▸ Written exercise: Reproduce the data verbatim from its first line up to and including the line that contains "category-label: Comitato Pari Opportunità".
"""
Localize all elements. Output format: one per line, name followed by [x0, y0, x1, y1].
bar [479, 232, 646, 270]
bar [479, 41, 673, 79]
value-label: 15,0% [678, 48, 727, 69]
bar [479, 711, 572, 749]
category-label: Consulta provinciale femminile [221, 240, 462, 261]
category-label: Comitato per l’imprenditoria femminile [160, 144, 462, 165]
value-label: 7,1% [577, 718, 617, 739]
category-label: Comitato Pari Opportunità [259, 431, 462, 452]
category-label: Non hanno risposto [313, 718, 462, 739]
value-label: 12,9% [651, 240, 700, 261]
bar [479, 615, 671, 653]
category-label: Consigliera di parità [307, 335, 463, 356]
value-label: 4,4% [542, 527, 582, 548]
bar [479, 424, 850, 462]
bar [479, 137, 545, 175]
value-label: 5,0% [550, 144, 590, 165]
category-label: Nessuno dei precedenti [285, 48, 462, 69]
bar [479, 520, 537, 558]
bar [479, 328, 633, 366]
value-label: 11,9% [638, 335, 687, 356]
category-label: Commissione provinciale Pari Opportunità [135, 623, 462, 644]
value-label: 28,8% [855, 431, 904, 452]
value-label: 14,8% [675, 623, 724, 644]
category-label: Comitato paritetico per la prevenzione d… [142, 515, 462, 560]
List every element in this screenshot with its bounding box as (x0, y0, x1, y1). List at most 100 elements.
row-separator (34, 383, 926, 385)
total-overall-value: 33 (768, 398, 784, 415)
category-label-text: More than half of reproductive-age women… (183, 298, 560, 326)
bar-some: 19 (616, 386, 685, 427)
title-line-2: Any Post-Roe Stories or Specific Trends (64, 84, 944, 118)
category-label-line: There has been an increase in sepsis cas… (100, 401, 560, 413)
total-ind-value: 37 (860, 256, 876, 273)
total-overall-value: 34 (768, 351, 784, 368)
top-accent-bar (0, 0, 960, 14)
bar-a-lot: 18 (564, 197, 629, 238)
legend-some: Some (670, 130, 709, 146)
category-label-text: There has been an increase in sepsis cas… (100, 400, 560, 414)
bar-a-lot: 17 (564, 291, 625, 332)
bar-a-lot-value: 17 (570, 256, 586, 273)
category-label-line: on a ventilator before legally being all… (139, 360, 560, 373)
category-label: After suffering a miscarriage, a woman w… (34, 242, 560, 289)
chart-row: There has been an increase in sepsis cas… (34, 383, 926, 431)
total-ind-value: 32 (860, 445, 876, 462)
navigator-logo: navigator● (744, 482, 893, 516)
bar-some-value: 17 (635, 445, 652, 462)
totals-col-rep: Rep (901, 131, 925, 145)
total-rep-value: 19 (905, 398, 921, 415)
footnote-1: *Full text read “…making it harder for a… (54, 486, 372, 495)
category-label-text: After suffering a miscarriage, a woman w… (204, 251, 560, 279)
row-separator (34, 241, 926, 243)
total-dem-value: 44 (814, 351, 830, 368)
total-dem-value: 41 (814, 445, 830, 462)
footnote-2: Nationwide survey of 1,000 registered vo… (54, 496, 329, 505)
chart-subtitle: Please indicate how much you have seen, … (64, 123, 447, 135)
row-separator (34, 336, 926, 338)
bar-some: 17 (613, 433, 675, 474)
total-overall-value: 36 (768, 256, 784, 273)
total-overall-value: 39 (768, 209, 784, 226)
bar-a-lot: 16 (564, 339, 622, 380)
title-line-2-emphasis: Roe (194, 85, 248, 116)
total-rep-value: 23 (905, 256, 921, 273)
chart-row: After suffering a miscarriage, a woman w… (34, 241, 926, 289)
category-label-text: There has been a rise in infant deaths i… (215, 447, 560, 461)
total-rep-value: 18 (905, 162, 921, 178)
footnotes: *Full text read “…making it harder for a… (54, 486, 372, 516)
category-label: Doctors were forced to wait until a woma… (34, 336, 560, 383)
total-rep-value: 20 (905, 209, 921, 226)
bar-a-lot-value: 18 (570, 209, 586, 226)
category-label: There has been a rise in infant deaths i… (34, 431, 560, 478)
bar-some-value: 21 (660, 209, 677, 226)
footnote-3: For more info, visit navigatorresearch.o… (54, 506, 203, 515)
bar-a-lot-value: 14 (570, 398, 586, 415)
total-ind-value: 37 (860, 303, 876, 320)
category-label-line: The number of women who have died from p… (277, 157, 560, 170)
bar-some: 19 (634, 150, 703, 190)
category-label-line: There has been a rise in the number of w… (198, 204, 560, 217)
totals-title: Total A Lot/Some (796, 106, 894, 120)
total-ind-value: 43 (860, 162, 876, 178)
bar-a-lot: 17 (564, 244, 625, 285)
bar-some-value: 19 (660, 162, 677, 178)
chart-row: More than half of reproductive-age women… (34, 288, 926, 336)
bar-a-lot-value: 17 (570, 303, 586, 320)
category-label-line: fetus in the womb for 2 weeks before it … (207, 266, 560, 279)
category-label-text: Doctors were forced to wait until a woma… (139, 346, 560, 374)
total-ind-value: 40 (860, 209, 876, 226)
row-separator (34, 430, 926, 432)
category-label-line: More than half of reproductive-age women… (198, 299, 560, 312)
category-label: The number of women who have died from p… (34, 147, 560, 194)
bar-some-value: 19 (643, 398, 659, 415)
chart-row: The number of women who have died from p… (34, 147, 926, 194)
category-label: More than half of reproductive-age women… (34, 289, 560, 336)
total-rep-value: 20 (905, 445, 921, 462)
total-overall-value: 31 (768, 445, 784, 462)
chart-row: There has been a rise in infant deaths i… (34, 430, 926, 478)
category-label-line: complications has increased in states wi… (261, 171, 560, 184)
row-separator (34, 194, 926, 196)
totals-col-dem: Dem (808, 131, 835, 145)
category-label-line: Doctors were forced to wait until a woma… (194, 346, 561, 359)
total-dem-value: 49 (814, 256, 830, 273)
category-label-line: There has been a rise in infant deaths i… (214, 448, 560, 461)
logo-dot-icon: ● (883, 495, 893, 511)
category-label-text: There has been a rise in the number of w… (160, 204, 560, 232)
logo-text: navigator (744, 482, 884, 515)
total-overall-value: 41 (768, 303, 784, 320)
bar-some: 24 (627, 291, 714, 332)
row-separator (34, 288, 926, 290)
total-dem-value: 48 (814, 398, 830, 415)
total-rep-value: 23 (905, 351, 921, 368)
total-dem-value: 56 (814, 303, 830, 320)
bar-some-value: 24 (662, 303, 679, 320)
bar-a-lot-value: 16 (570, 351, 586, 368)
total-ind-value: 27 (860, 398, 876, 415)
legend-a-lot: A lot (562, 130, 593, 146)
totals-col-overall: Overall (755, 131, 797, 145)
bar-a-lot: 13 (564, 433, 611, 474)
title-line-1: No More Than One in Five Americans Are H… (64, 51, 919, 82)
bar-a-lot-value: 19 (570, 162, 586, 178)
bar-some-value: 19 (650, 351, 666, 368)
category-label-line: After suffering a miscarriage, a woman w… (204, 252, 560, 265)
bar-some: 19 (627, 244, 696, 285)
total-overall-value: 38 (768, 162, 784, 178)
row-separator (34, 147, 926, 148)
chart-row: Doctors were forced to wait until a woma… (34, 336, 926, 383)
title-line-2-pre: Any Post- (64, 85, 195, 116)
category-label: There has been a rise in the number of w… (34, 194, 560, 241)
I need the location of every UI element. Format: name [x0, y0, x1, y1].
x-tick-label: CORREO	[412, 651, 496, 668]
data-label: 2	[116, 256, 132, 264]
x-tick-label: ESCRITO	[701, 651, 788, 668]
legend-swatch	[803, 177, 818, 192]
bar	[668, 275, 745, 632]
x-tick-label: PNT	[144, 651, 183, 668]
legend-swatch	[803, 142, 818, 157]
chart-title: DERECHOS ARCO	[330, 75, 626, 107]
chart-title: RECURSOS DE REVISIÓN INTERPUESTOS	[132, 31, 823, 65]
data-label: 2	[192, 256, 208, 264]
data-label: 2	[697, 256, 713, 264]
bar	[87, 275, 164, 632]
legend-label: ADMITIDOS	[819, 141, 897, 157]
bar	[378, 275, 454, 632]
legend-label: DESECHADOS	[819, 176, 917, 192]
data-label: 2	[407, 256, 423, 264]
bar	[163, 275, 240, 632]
"""
▸ Written solution:
Localize all elements. Output format: one per line, name followed by [x0, y0, x1, y1].
bar [479, 232, 646, 270]
bar [479, 41, 673, 79]
value-label: 15,0% [678, 48, 727, 69]
bar [479, 711, 572, 749]
category-label: Consulta provinciale femminile [221, 240, 462, 261]
category-label: Comitato per l’imprenditoria femminile [160, 144, 462, 165]
value-label: 7,1% [577, 718, 617, 739]
category-label: Comitato Pari Opportunità [259, 431, 462, 452]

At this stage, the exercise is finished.